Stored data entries
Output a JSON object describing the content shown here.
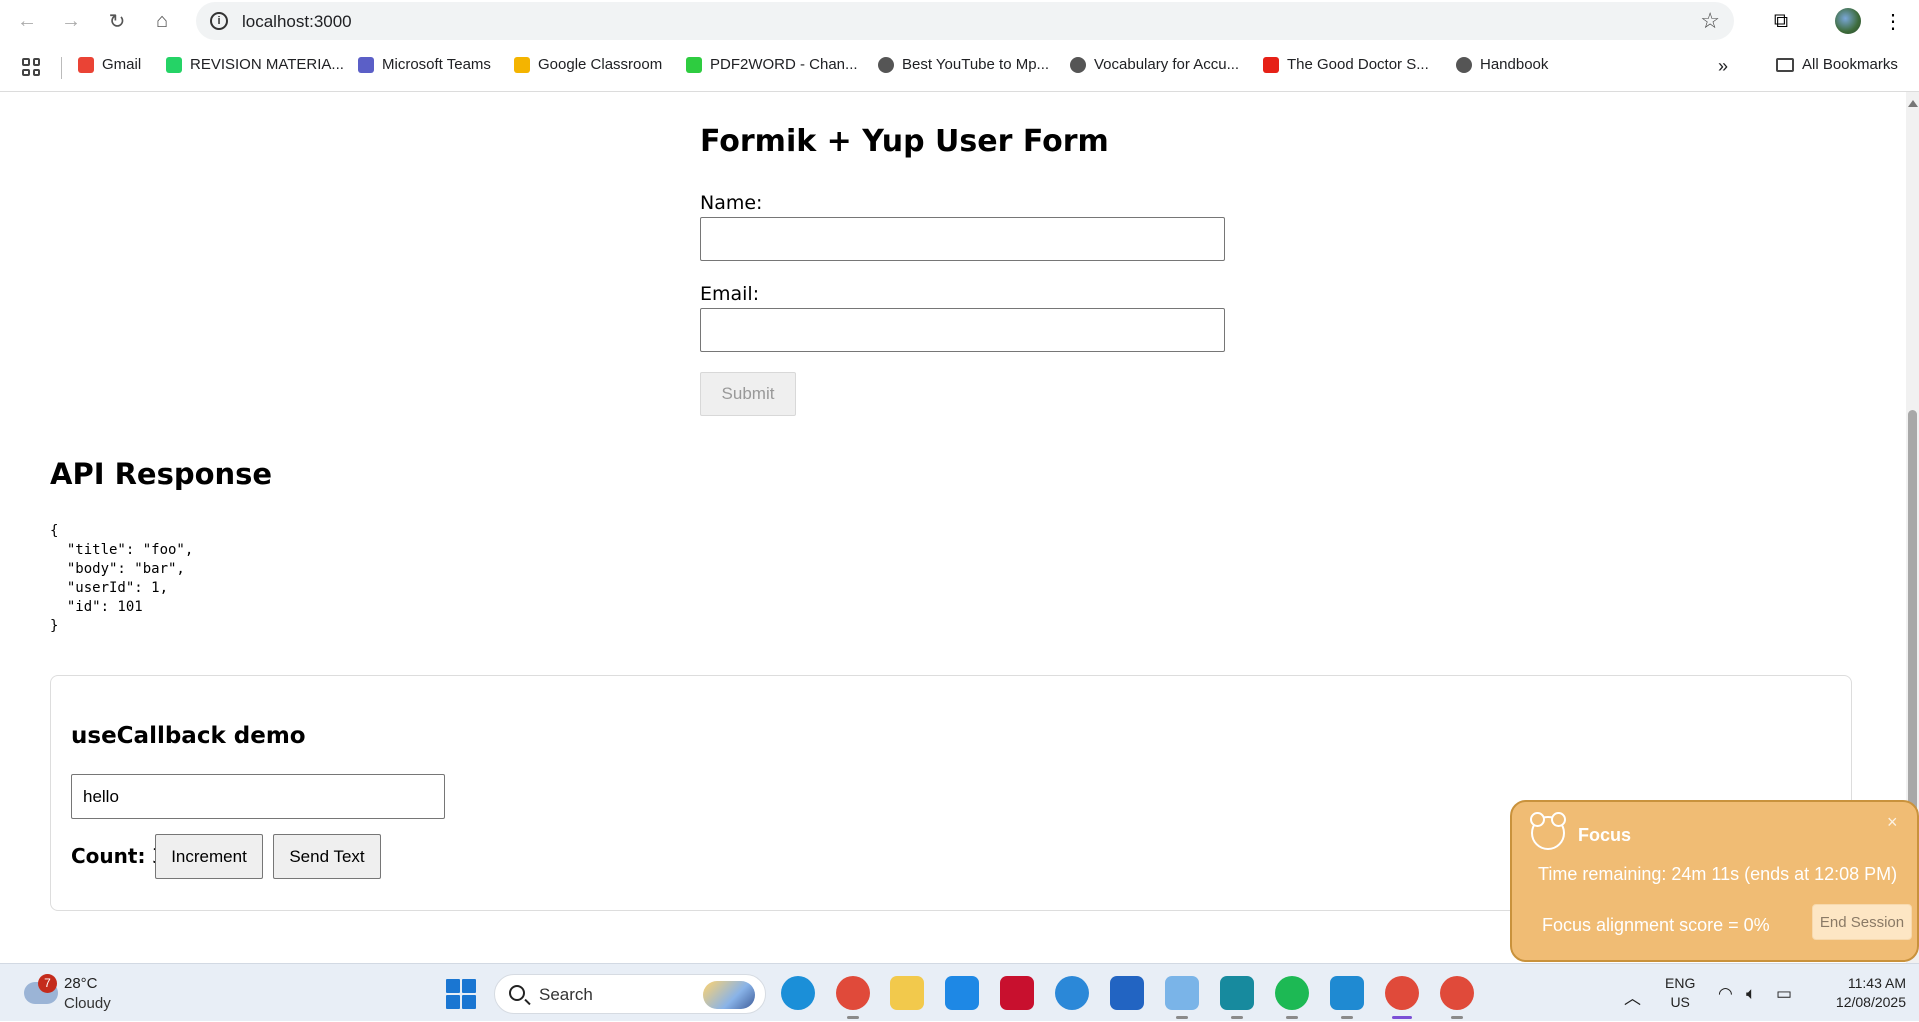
{
  "browser": {
    "url": "localhost:3000",
    "bookmarks": [
      {
        "label": "Gmail",
        "icon": "gmail-icon",
        "color": "#ea4335"
      },
      {
        "label": "REVISION MATERIA...",
        "icon": "whatsapp-icon",
        "color": "#25d366"
      },
      {
        "label": "Microsoft Teams",
        "icon": "teams-icon",
        "color": "#5b5fc7"
      },
      {
        "label": "Google Classroom",
        "icon": "classroom-icon",
        "color": "#f4b400"
      },
      {
        "label": "PDF2WORD - Chan...",
        "icon": "pdf2word-icon",
        "color": "#2ecc40"
      },
      {
        "label": "Best YouTube to Mp...",
        "icon": "globe-icon",
        "color": "#555555"
      },
      {
        "label": "Vocabulary for Accu...",
        "icon": "globe-icon",
        "color": "#555555"
      },
      {
        "label": "The Good Doctor S...",
        "icon": "seven-plus-icon",
        "color": "#e62117"
      },
      {
        "label": "Handbook",
        "icon": "globe-icon",
        "color": "#555555"
      }
    ],
    "more_bookmarks": "»",
    "all_bookmarks": "All Bookmarks"
  },
  "form": {
    "title": "Formik + Yup User Form",
    "name_label": "Name:",
    "name_value": "",
    "email_label": "Email:",
    "email_value": "",
    "submit_label": "Submit"
  },
  "api": {
    "title": "API Response",
    "json": "{\n  \"title\": \"foo\",\n  \"body\": \"bar\",\n  \"userId\": 1,\n  \"id\": 101\n}"
  },
  "demo": {
    "title": "useCallback demo",
    "input_value": "hello",
    "count_label": "Count:",
    "count_value": "3",
    "increment_label": "Increment",
    "send_label": "Send Text"
  },
  "focus_popup": {
    "title": "Focus",
    "close": "×",
    "remaining": "Time remaining: 24m 11s (ends at 12:08 PM)",
    "score": "Focus alignment score = 0%",
    "end_label": "End Session"
  },
  "taskbar": {
    "weather_badge": "7",
    "temperature": "28°C",
    "condition": "Cloudy",
    "search_label": "Search",
    "lang_line1": "ENG",
    "lang_line2": "US",
    "time": "11:43 AM",
    "date": "12/08/2025",
    "apps": [
      {
        "name": "edge-icon",
        "color": "#1b8fd8"
      },
      {
        "name": "chrome-profile-icon",
        "color": "#e04a3a"
      },
      {
        "name": "file-explorer-icon",
        "color": "#f2c94c"
      },
      {
        "name": "myhp-icon",
        "color": "#1e88e5"
      },
      {
        "name": "mcafee-icon",
        "color": "#c8102e"
      },
      {
        "name": "help-icon",
        "color": "#2b88d8"
      },
      {
        "name": "microsoft-store-icon",
        "color": "#2264c2"
      },
      {
        "name": "snipping-tool-icon",
        "color": "#7ab4e8"
      },
      {
        "name": "surfshark-icon",
        "color": "#178a9e"
      },
      {
        "name": "spotify-icon",
        "color": "#1db954"
      },
      {
        "name": "vscode-icon",
        "color": "#1f8ad2"
      },
      {
        "name": "chrome-icon",
        "color": "#e04a3a"
      },
      {
        "name": "chrome-profile-2-icon",
        "color": "#e04a3a"
      }
    ]
  }
}
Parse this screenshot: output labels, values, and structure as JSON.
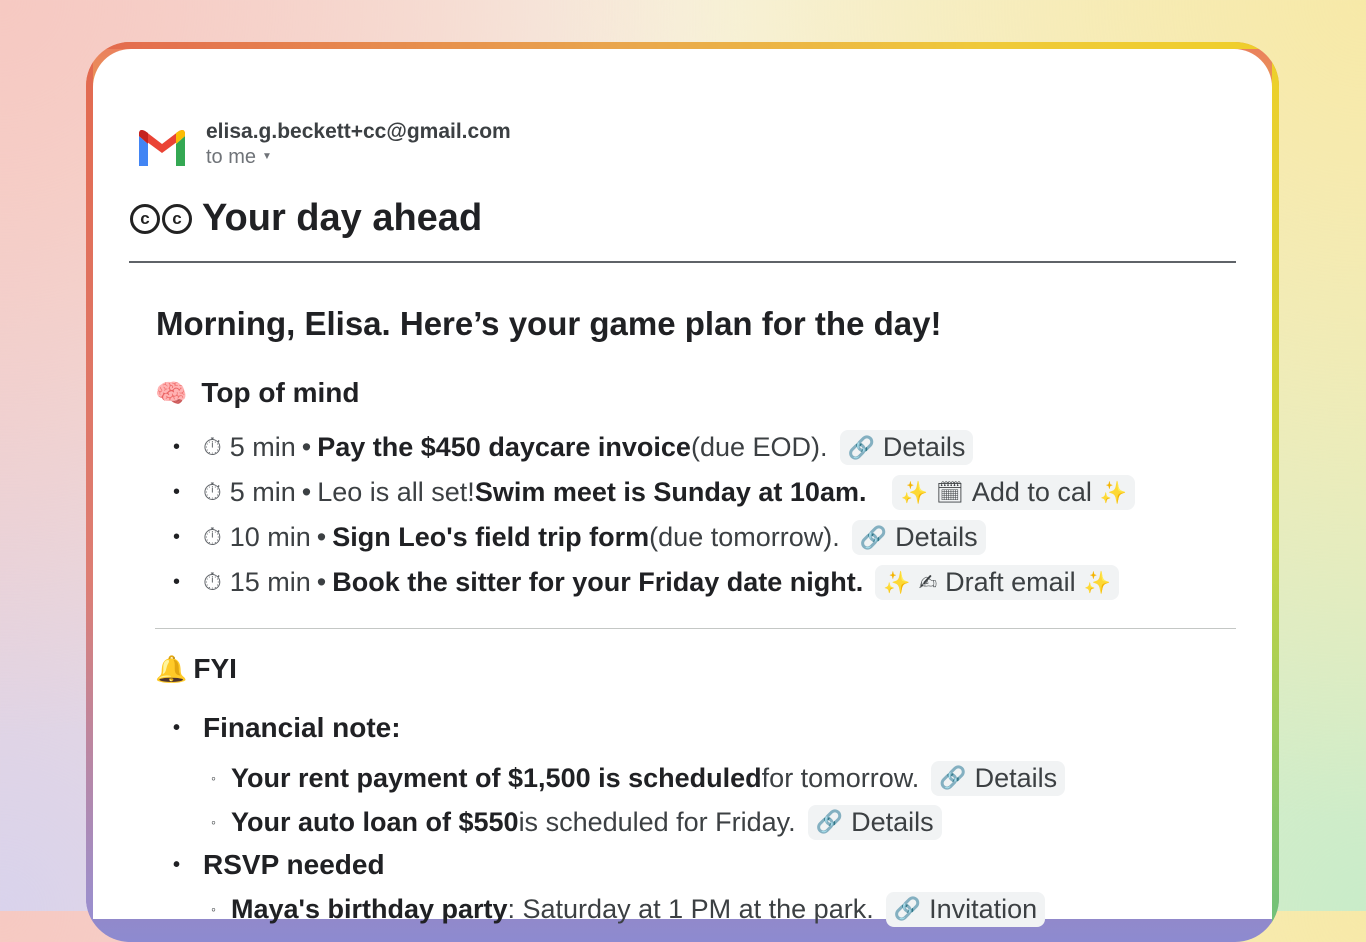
{
  "email": {
    "sender": "elisa.g.beckett+cc@gmail.com",
    "recipient": "to me",
    "title_icon": "cc",
    "title": "Your day ahead",
    "greeting": "Morning, Elisa. Here’s your game plan for the day!"
  },
  "top_of_mind": {
    "icon": "brain-icon",
    "heading": "Top of mind",
    "items": [
      {
        "time": "5 min",
        "pre": "",
        "bold": "Pay the $450 daycare invoice",
        "post": " (due EOD).",
        "chip": "Details",
        "chip_type": "link"
      },
      {
        "time": "5 min",
        "pre": "Leo is all set! ",
        "bold": "Swim meet is Sunday at 10am.",
        "post": "",
        "chip": "Add to cal",
        "chip_type": "sparkle-calendar"
      },
      {
        "time": "10 min",
        "pre": "",
        "bold": "Sign Leo's field trip form",
        "post": " (due tomorrow).",
        "chip": "Details",
        "chip_type": "link"
      },
      {
        "time": "15 min",
        "pre": "",
        "bold": "Book the sitter for your Friday date night.",
        "post": "",
        "chip": "Draft email",
        "chip_type": "sparkle-writing"
      }
    ]
  },
  "fyi": {
    "icon": "bell-icon",
    "heading": "FYI",
    "financial_heading": "Financial note:",
    "financial_items": [
      {
        "bold": "Your rent payment of $1,500 is scheduled",
        "post": " for tomorrow.",
        "chip": "Details"
      },
      {
        "bold": "Your auto loan of $550",
        "post": " is scheduled for Friday.",
        "chip": "Details"
      }
    ],
    "rsvp_heading": "RSVP needed",
    "rsvp_items": [
      {
        "bold": "Maya's birthday party",
        "post": ": Saturday at 1 PM at the park.",
        "chip": "Invitation"
      }
    ]
  },
  "separator": "•"
}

▶ _WRITTEN INSTRUCTION_:
Reproduce the material word for word. Any pictures should be left out of the copy.

▶ _COMPLETE OUTPUT_:
Output a JSON object describing the content shown here.
{
  "browser": {
    "url": "localhost:3000",
    "bookmarks": [
      {
        "label": "Gmail",
        "icon": "gmail-icon",
        "color": "#ea4335"
      },
      {
        "label": "REVISION MATERIA...",
        "icon": "whatsapp-icon",
        "color": "#25d366"
      },
      {
        "label": "Microsoft Teams",
        "icon": "teams-icon",
        "color": "#5b5fc7"
      },
      {
        "label": "Google Classroom",
        "icon": "classroom-icon",
        "color": "#f4b400"
      },
      {
        "label": "PDF2WORD - Chan...",
        "icon": "pdf2word-icon",
        "color": "#2ecc40"
      },
      {
        "label": "Best YouTube to Mp...",
        "icon": "globe-icon",
        "color": "#555555"
      },
      {
        "label": "Vocabulary for Accu...",
        "icon": "globe-icon",
        "color": "#555555"
      },
      {
        "label": "The Good Doctor S...",
        "icon": "seven-plus-icon",
        "color": "#e62117"
      },
      {
        "label": "Handbook",
        "icon": "globe-icon",
        "color": "#555555"
      }
    ],
    "more_bookmarks": "»",
    "all_bookmarks": "All Bookmarks"
  },
  "form": {
    "title": "Formik + Yup User Form",
    "name_label": "Name:",
    "name_value": "",
    "email_label": "Email:",
    "email_value": "",
    "submit_label": "Submit"
  },
  "api": {
    "title": "API Response",
    "json": "{\n  \"title\": \"foo\",\n  \"body\": \"bar\",\n  \"userId\": 1,\n  \"id\": 101\n}"
  },
  "demo": {
    "title": "useCallback demo",
    "input_value": "hello",
    "count_label": "Count:",
    "count_value": "3",
    "increment_label": "Increment",
    "send_label": "Send Text"
  },
  "focus_popup": {
    "title": "Focus",
    "close": "×",
    "remaining": "Time remaining: 24m 11s (ends at 12:08 PM)",
    "score": "Focus alignment score = 0%",
    "end_label": "End Session"
  },
  "taskbar": {
    "weather_badge": "7",
    "temperature": "28°C",
    "condition": "Cloudy",
    "search_label": "Search",
    "lang_line1": "ENG",
    "lang_line2": "US",
    "time": "11:43 AM",
    "date": "12/08/2025",
    "apps": [
      {
        "name": "edge-icon",
        "color": "#1b8fd8"
      },
      {
        "name": "chrome-profile-icon",
        "color": "#e04a3a"
      },
      {
        "name": "file-explorer-icon",
        "color": "#f2c94c"
      },
      {
        "name": "myhp-icon",
        "color": "#1e88e5"
      },
      {
        "name": "mcafee-icon",
        "color": "#c8102e"
      },
      {
        "name": "help-icon",
        "color": "#2b88d8"
      },
      {
        "name": "microsoft-store-icon",
        "color": "#2264c2"
      },
      {
        "name": "snipping-tool-icon",
        "color": "#7ab4e8"
      },
      {
        "name": "surfshark-icon",
        "color": "#178a9e"
      },
      {
        "name": "spotify-icon",
        "color": "#1db954"
      },
      {
        "name": "vscode-icon",
        "color": "#1f8ad2"
      },
      {
        "name": "chrome-icon",
        "color": "#e04a3a"
      },
      {
        "name": "chrome-profile-2-icon",
        "color": "#e04a3a"
      }
    ]
  }
}
Parse this screenshot: output labels, values, and structure as JSON.
{
  "email": {
    "sender": "elisa.g.beckett+cc@gmail.com",
    "recipient": "to me",
    "title_icon": "cc",
    "title": "Your day ahead",
    "greeting": "Morning, Elisa. Here’s your game plan for the day!"
  },
  "top_of_mind": {
    "icon": "brain-icon",
    "heading": "Top of mind",
    "items": [
      {
        "time": "5 min",
        "pre": "",
        "bold": "Pay the $450 daycare invoice",
        "post": " (due EOD).",
        "chip": "Details",
        "chip_type": "link"
      },
      {
        "time": "5 min",
        "pre": "Leo is all set! ",
        "bold": "Swim meet is Sunday at 10am.",
        "post": "",
        "chip": "Add to cal",
        "chip_type": "sparkle-calendar"
      },
      {
        "time": "10 min",
        "pre": "",
        "bold": "Sign Leo's field trip form",
        "post": " (due tomorrow).",
        "chip": "Details",
        "chip_type": "link"
      },
      {
        "time": "15 min",
        "pre": "",
        "bold": "Book the sitter for your Friday date night.",
        "post": "",
        "chip": "Draft email",
        "chip_type": "sparkle-writing"
      }
    ]
  },
  "fyi": {
    "icon": "bell-icon",
    "heading": "FYI",
    "financial_heading": "Financial note:",
    "financial_items": [
      {
        "bold": "Your rent payment of $1,500 is scheduled",
        "post": " for tomorrow.",
        "chip": "Details"
      },
      {
        "bold": "Your auto loan of $550",
        "post": " is scheduled for Friday.",
        "chip": "Details"
      }
    ],
    "rsvp_heading": "RSVP needed",
    "rsvp_items": [
      {
        "bold": "Maya's birthday party",
        "post": ": Saturday at 1 PM at the park.",
        "chip": "Invitation"
      }
    ]
  },
  "separator": "•"
}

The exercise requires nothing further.